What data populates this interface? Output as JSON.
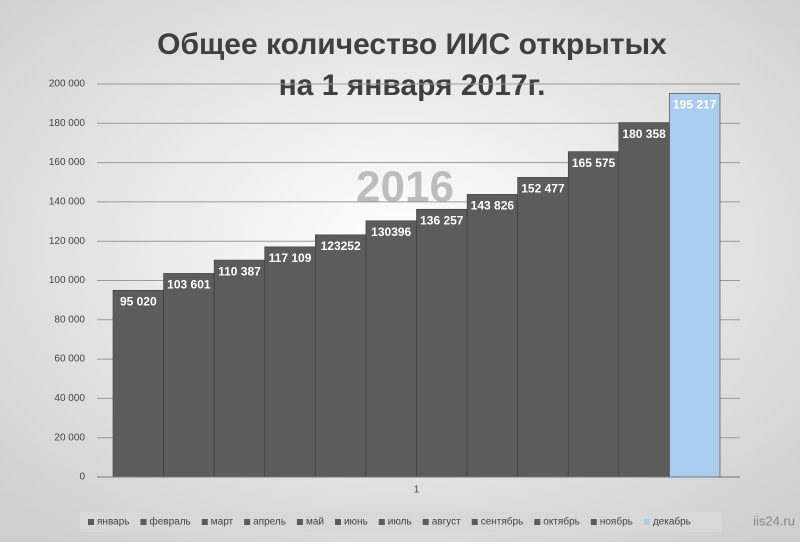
{
  "chart_data": {
    "type": "bar",
    "title": [
      "Общее количество ИИС открытых",
      "на 1 января 2017г."
    ],
    "annotation": "2016",
    "watermark": "iis24.ru",
    "categories": [
      "1"
    ],
    "ylim": [
      0,
      200000
    ],
    "yticks": [
      0,
      {
        "value": 20000,
        "label": "20 000"
      },
      {
        "value": 40000,
        "label": "40 000"
      },
      {
        "value": 60000,
        "label": "60 000"
      },
      {
        "value": 80000,
        "label": "80 000"
      },
      {
        "value": 100000,
        "label": "100 000"
      },
      {
        "value": 120000,
        "label": "120 000"
      },
      {
        "value": 140000,
        "label": "140 000"
      },
      {
        "value": 160000,
        "label": "160 000"
      },
      {
        "value": 180000,
        "label": "180 000"
      },
      {
        "value": 200000,
        "label": "200 000"
      }
    ],
    "grid": true,
    "legend": "bottom",
    "series": [
      {
        "name": "январь",
        "color": "#5c5c5c",
        "values": [
          95020
        ],
        "value_labels": [
          "95 020"
        ]
      },
      {
        "name": "февраль",
        "color": "#5c5c5c",
        "values": [
          103601
        ],
        "value_labels": [
          "103 601"
        ]
      },
      {
        "name": "март",
        "color": "#5c5c5c",
        "values": [
          110387
        ],
        "value_labels": [
          "110 387"
        ]
      },
      {
        "name": "апрель",
        "color": "#5c5c5c",
        "values": [
          117109
        ],
        "value_labels": [
          "117 109"
        ]
      },
      {
        "name": "май",
        "color": "#5c5c5c",
        "values": [
          123252
        ],
        "value_labels": [
          "123252"
        ]
      },
      {
        "name": "июнь",
        "color": "#5c5c5c",
        "values": [
          130396
        ],
        "value_labels": [
          "130396"
        ]
      },
      {
        "name": "июль",
        "color": "#5c5c5c",
        "values": [
          136257
        ],
        "value_labels": [
          "136 257"
        ]
      },
      {
        "name": "август",
        "color": "#5c5c5c",
        "values": [
          143826
        ],
        "value_labels": [
          "143 826"
        ]
      },
      {
        "name": "сентябрь",
        "color": "#5c5c5c",
        "values": [
          152477
        ],
        "value_labels": [
          "152 477"
        ]
      },
      {
        "name": "октябрь",
        "color": "#5c5c5c",
        "values": [
          165575
        ],
        "value_labels": [
          "165 575"
        ]
      },
      {
        "name": "ноябрь",
        "color": "#5c5c5c",
        "values": [
          180358
        ],
        "value_labels": [
          "180 358"
        ]
      },
      {
        "name": "декабрь",
        "color": "#a9cdee",
        "values": [
          195217
        ],
        "value_labels": [
          "195 217"
        ]
      }
    ]
  }
}
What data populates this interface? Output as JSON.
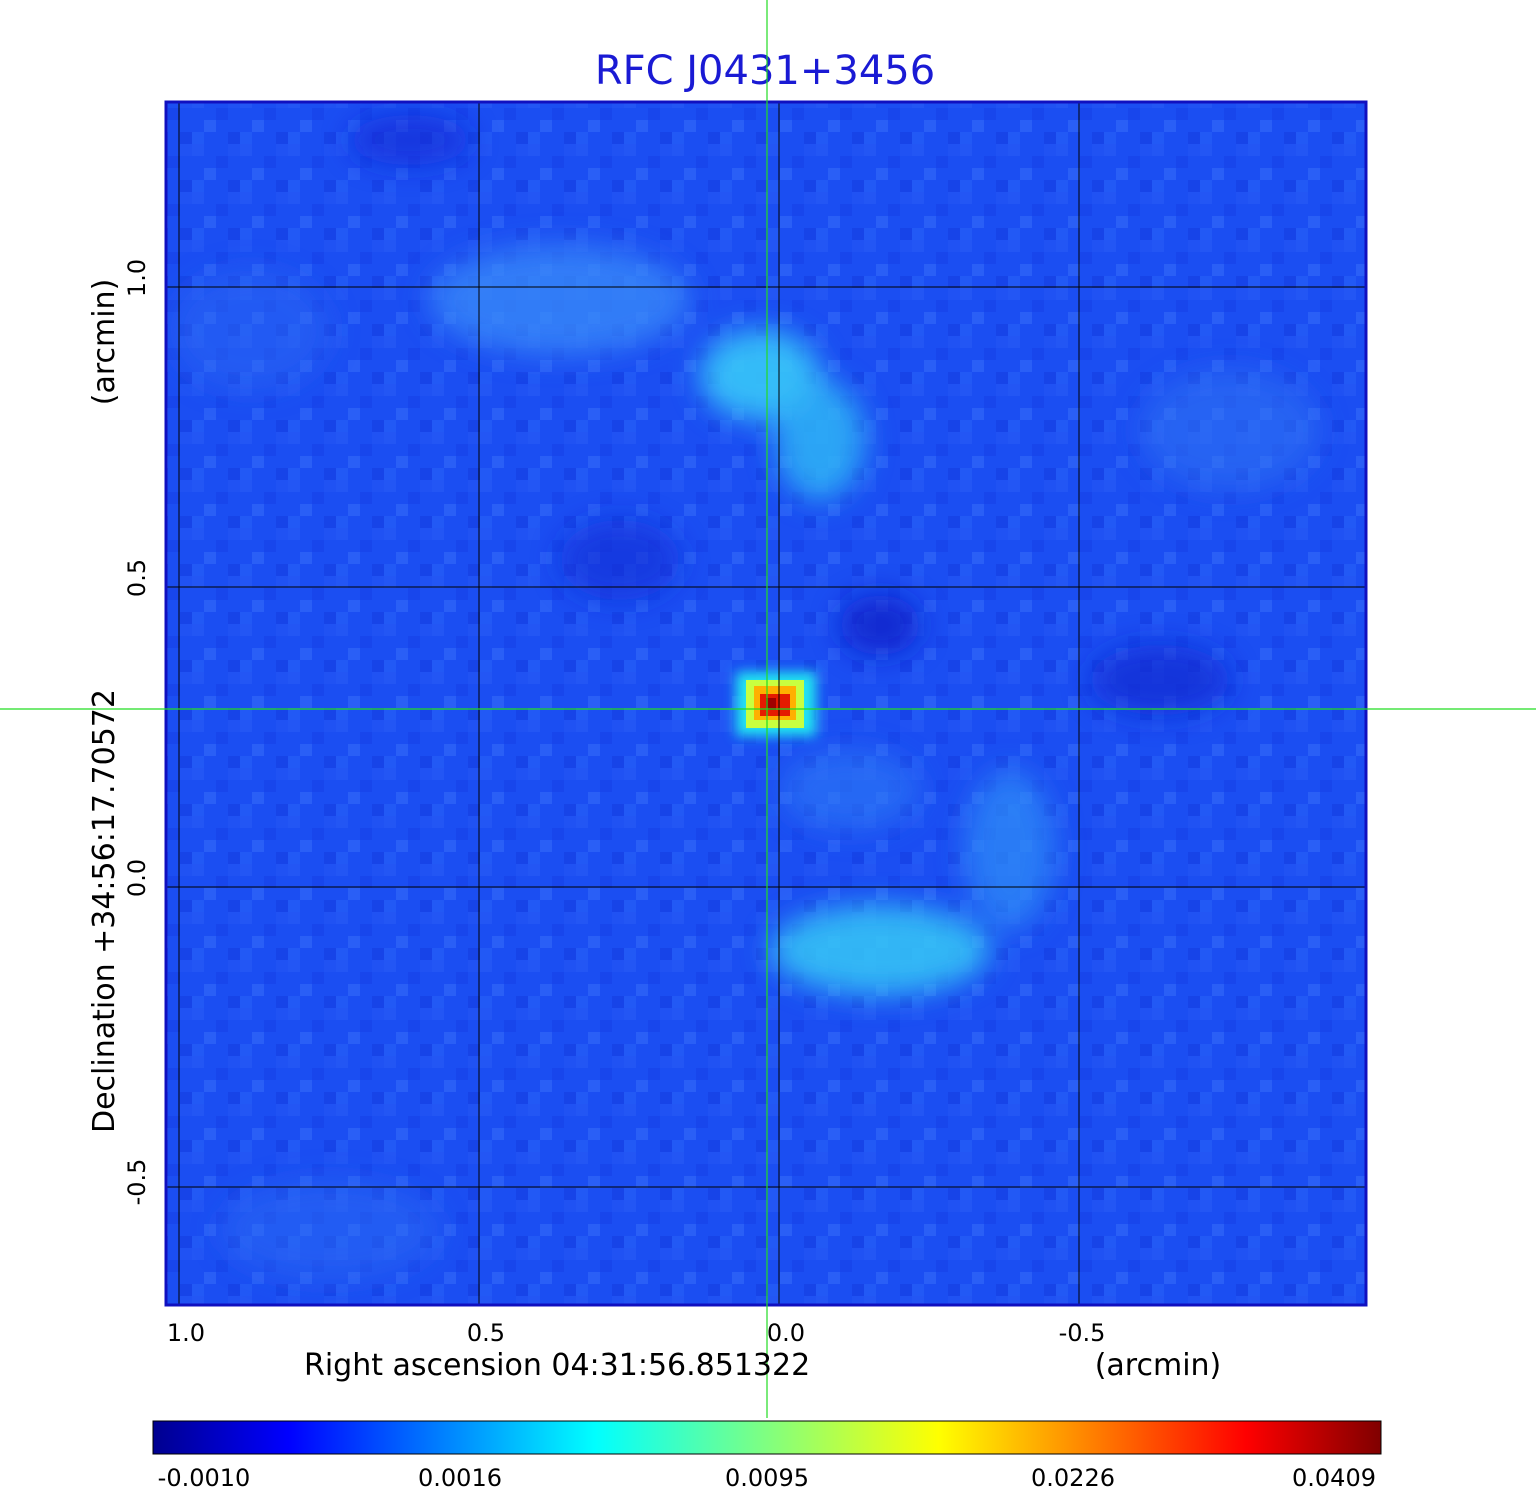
{
  "title": "RFC J0431+3456",
  "x_axis": {
    "label": "Right ascension  04:31:56.851322",
    "unit": "(arcmin)",
    "ticks": [
      "1.0",
      "0.5",
      "0.0",
      "-0.5"
    ]
  },
  "y_axis": {
    "label": "Declination  +34:56:17.70572",
    "unit": "(arcmin)",
    "ticks": [
      "1.0",
      "0.5",
      "0.0",
      "-0.5"
    ]
  },
  "colorbar": {
    "colormap": "jet",
    "ticks": [
      "-0.0010",
      "0.0016",
      "0.0095",
      "0.0226",
      "0.0409"
    ]
  },
  "colors": {
    "title": "#1a1ad4",
    "grid": "#000000",
    "crosshair": "#22dd22",
    "frame": "#1010c0"
  },
  "features": [
    {
      "name": "compact-core",
      "value": 0.0409
    },
    {
      "name": "northern-arc",
      "value": 0.003
    },
    {
      "name": "southern-arc",
      "value": 0.0036
    }
  ]
}
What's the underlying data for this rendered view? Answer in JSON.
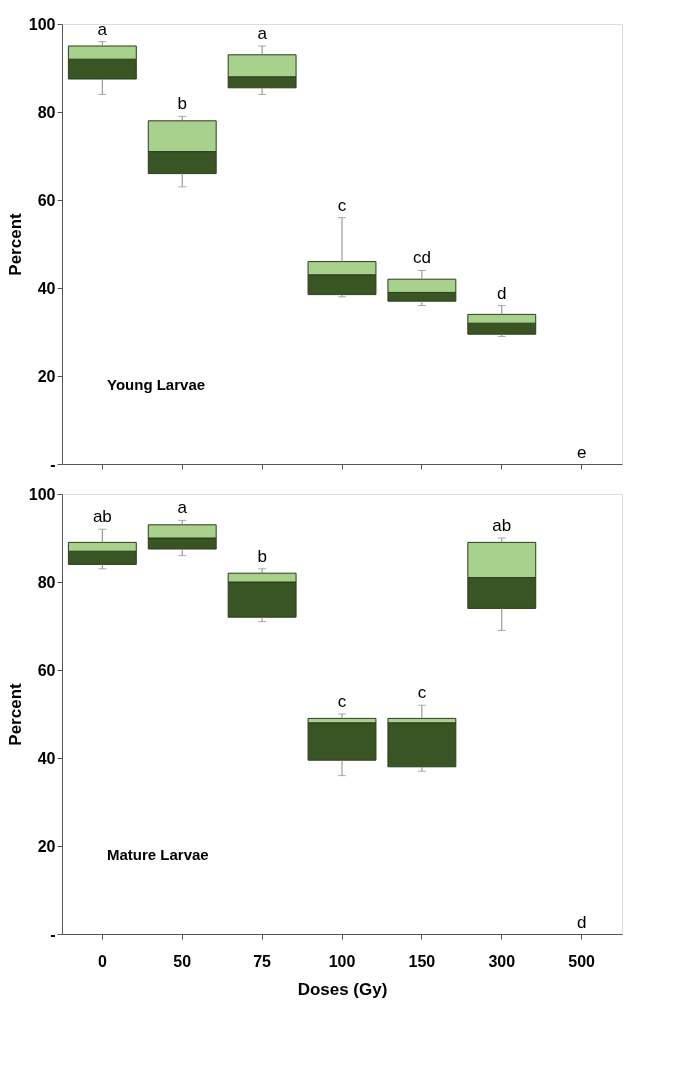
{
  "chart_data": [
    {
      "type": "box",
      "ylabel": "Percent",
      "categories": [
        "0",
        "50",
        "75",
        "100",
        "150",
        "300",
        "500"
      ],
      "boxes": [
        {
          "low": 84,
          "q1": 87.5,
          "median": 92,
          "q3": 95,
          "high": 96
        },
        {
          "low": 63,
          "q1": 66,
          "median": 71,
          "q3": 78,
          "high": 79
        },
        {
          "low": 84,
          "q1": 85.5,
          "median": 88,
          "q3": 93,
          "high": 95
        },
        {
          "low": 38,
          "q1": 38.5,
          "median": 43,
          "q3": 46,
          "high": 56
        },
        {
          "low": 36,
          "q1": 37,
          "median": 39,
          "q3": 42,
          "high": 44
        },
        {
          "low": 29,
          "q1": 29.5,
          "median": 32,
          "q3": 34,
          "high": 36
        },
        null
      ],
      "colors": [
        [
          "#3a5524",
          "#a9d18e"
        ],
        [
          "#3a5524",
          "#a9d18e"
        ],
        [
          "#3a5524",
          "#a9d18e"
        ],
        [
          "#3a5524",
          "#a9d18e"
        ],
        [
          "#3a5524",
          "#a9d18e"
        ],
        [
          "#3a5524",
          "#a9d18e"
        ],
        [
          "#3a5524",
          "#a9d18e"
        ]
      ],
      "ylim": [
        0,
        100
      ],
      "yticks": [
        {
          "value": 0,
          "label": "-"
        },
        20,
        40,
        60,
        80,
        100
      ],
      "tick_labels": "y",
      "grid": false,
      "annotations": [
        "Young Larvae",
        "e",
        {
          "text": "a",
          "x": "0",
          "y": 96
        },
        {
          "text": "b",
          "x": "50",
          "y": 79
        },
        {
          "text": "a",
          "x": "75",
          "y": 95
        },
        {
          "text": "c",
          "x": "100",
          "y": 56
        },
        {
          "text": "cd",
          "x": "150",
          "y": 44
        },
        {
          "text": "d",
          "x": "300",
          "y": 36
        }
      ]
    },
    {
      "type": "box",
      "ylabel": "Percent",
      "xlabel": "Doses (Gy)",
      "categories": [
        "0",
        "50",
        "75",
        "100",
        "150",
        "300",
        "500"
      ],
      "boxes": [
        {
          "low": 83,
          "q1": 84,
          "median": 87,
          "q3": 89,
          "high": 92
        },
        {
          "low": 86,
          "q1": 87.5,
          "median": 90,
          "q3": 93,
          "high": 94
        },
        {
          "low": 71,
          "q1": 72,
          "median": 80,
          "q3": 82,
          "high": 83
        },
        {
          "low": 36,
          "q1": 39.5,
          "median": 48,
          "q3": 49,
          "high": 50
        },
        {
          "low": 37,
          "q1": 38,
          "median": 48,
          "q3": 49,
          "high": 52
        },
        {
          "low": 69,
          "q1": 74,
          "median": 81,
          "q3": 89,
          "high": 90
        },
        null
      ],
      "colors": [
        [
          "#3a5524",
          "#a9d18e"
        ],
        [
          "#3a5524",
          "#a9d18e"
        ],
        [
          "#3a5524",
          "#a9d18e"
        ],
        [
          "#3a5524",
          "#a9d18e"
        ],
        [
          "#3a5524",
          "#a9d18e"
        ],
        [
          "#3a5524",
          "#a9d18e"
        ],
        [
          "#3a5524",
          "#a9d18e"
        ]
      ],
      "ylim": [
        0,
        100
      ],
      "yticks": [
        {
          "value": 0,
          "label": "-"
        },
        20,
        40,
        60,
        80,
        100
      ],
      "grid": false,
      "annotations": [
        "Mature Larvae",
        "d",
        {
          "text": "ab",
          "x": "0",
          "y": 92
        },
        {
          "text": "a",
          "x": "50",
          "y": 94
        },
        {
          "text": "b",
          "x": "75",
          "y": 83
        },
        {
          "text": "c",
          "x": "100",
          "y": 50
        },
        {
          "text": "c",
          "x": "150",
          "y": 52
        },
        {
          "text": "ab",
          "x": "300",
          "y": 90
        }
      ]
    }
  ]
}
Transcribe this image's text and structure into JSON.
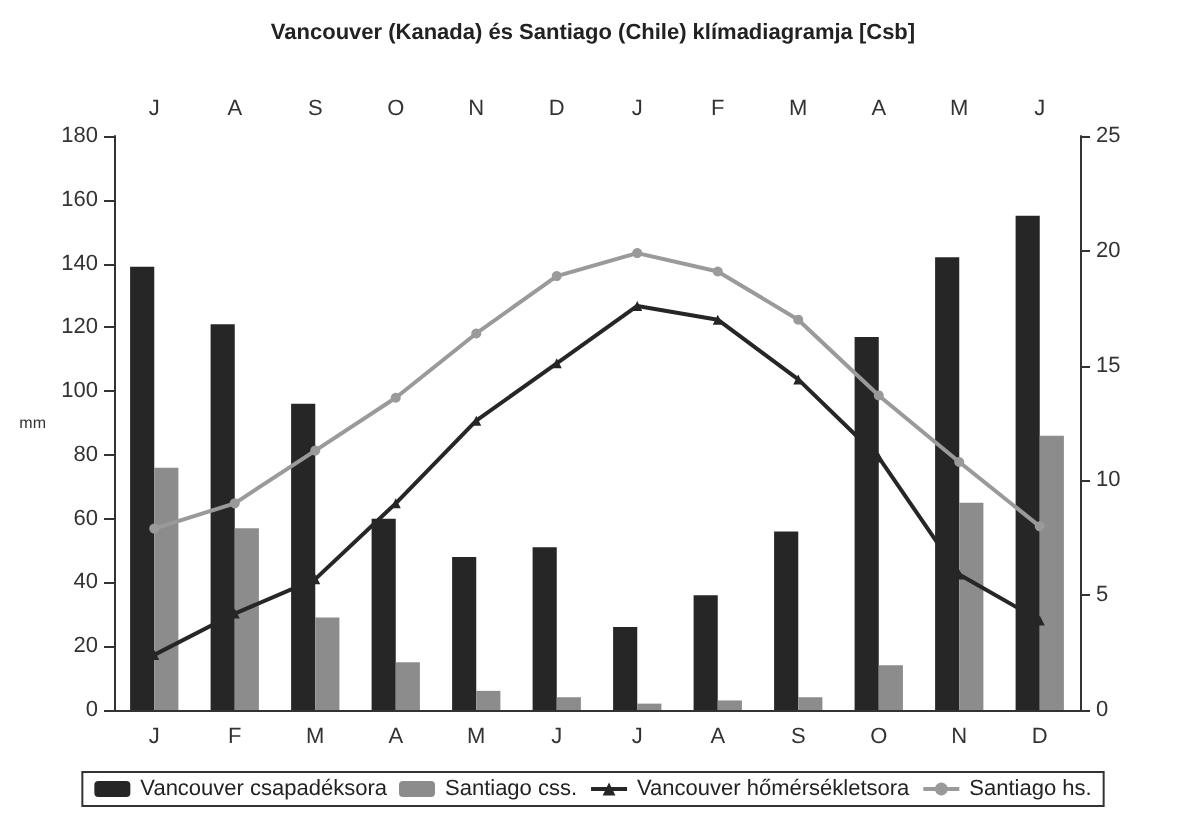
{
  "chart_data": {
    "type": "bar",
    "title": "Vancouver (Kanada) és Santiago (Chile) klímadiagramja [Csb]",
    "categories": [
      "J",
      "F",
      "M",
      "A",
      "M",
      "J",
      "J",
      "A",
      "S",
      "O",
      "N",
      "D"
    ],
    "annotations": [
      "J",
      "A",
      "S",
      "O",
      "N",
      "D",
      "J",
      "F",
      "M",
      "A",
      "M",
      "J"
    ],
    "ylabel": "mm",
    "series": [
      {
        "name": "Vancouver csapadéksora",
        "color": "#262626",
        "values": [
          139,
          121,
          96,
          60,
          48,
          51,
          26,
          36,
          56,
          117,
          142,
          155
        ]
      },
      {
        "name": "Santiago css.",
        "color": "#8c8c8c",
        "values": [
          76,
          57,
          29,
          15,
          6,
          4,
          2,
          3,
          4,
          14,
          65,
          86
        ]
      },
      {
        "name": "Vancouver hőmérsékletsora",
        "type": "line",
        "axis": "y2",
        "marker": "triangle",
        "color": "#262626",
        "values": [
          2.4,
          4.2,
          5.7,
          9.0,
          12.6,
          15.1,
          17.6,
          17.0,
          14.4,
          11.0,
          5.9,
          3.9
        ]
      },
      {
        "name": "Santiago hs.",
        "type": "line",
        "axis": "y2",
        "marker": "circle",
        "color": "#9a9a9a",
        "values": [
          7.9,
          9.0,
          11.3,
          13.6,
          16.4,
          18.9,
          19.9,
          19.1,
          17.0,
          13.7,
          10.8,
          8.0
        ]
      }
    ],
    "ylim": [
      0,
      180
    ],
    "yticks": [
      0,
      20,
      40,
      60,
      80,
      100,
      120,
      140,
      160,
      180
    ],
    "y2lim": [
      0,
      25
    ],
    "y2ticks": [
      0,
      5,
      10,
      15,
      20,
      25
    ],
    "grid": false,
    "legend": "bottom"
  }
}
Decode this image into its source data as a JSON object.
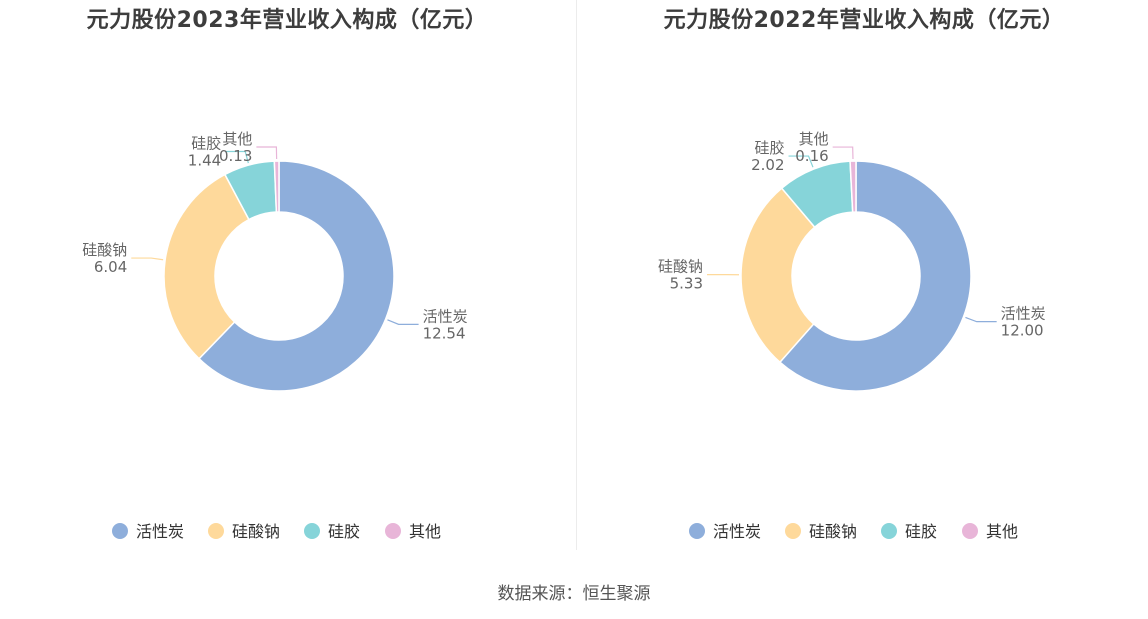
{
  "source": "数据来源：恒生聚源",
  "colors": [
    "#8eaedb",
    "#fed99b",
    "#86d4d9",
    "#e8b5d8"
  ],
  "chart_data": [
    {
      "type": "pie",
      "title": "元力股份2023年营业收入构成（亿元）",
      "categories": [
        "活性炭",
        "硅酸钠",
        "硅胶",
        "其他"
      ],
      "values": [
        12.54,
        6.04,
        1.44,
        0.13
      ],
      "value_labels": [
        "12.54",
        "6.04",
        "1.44",
        "0.13"
      ],
      "legend": "bottom"
    },
    {
      "type": "pie",
      "title": "元力股份2022年营业收入构成（亿元）",
      "categories": [
        "活性炭",
        "硅酸钠",
        "硅胶",
        "其他"
      ],
      "values": [
        12.0,
        5.33,
        2.02,
        0.16
      ],
      "value_labels": [
        "12.00",
        "5.33",
        "2.02",
        "0.16"
      ],
      "legend": "bottom"
    }
  ]
}
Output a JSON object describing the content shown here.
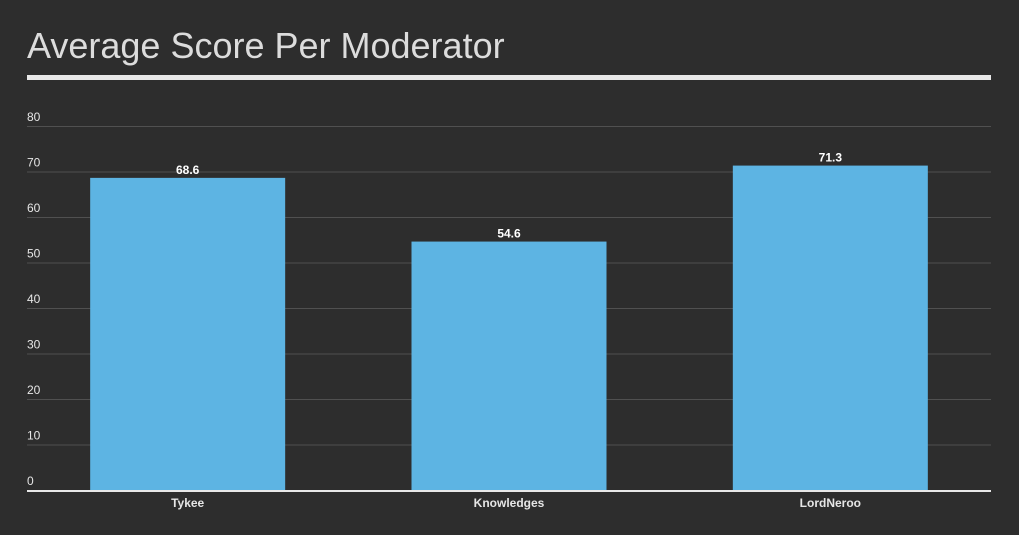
{
  "chart_data": {
    "type": "bar",
    "title": "Average Score Per Moderator",
    "categories": [
      "Tykee",
      "Knowledges",
      "LordNeroo"
    ],
    "values": [
      68.6,
      54.6,
      71.3
    ],
    "data_labels": [
      "68.6",
      "54.6",
      "71.3"
    ],
    "y_ticks": [
      "0",
      "10",
      "20",
      "30",
      "40",
      "50",
      "60",
      "70",
      "80"
    ],
    "ylim": [
      0,
      80
    ],
    "xlabel": "",
    "ylabel": "",
    "grid": true,
    "legend": "none",
    "colors": {
      "background": "#2d2d2d",
      "bar": "#5db4e3",
      "grid": "#505050",
      "axis": "#e8e8e8",
      "text": "#e6e6e6"
    }
  }
}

Given exercise:
Among the lines above, determine how many hold the word "high"; report the figure alone.

Correct output:
12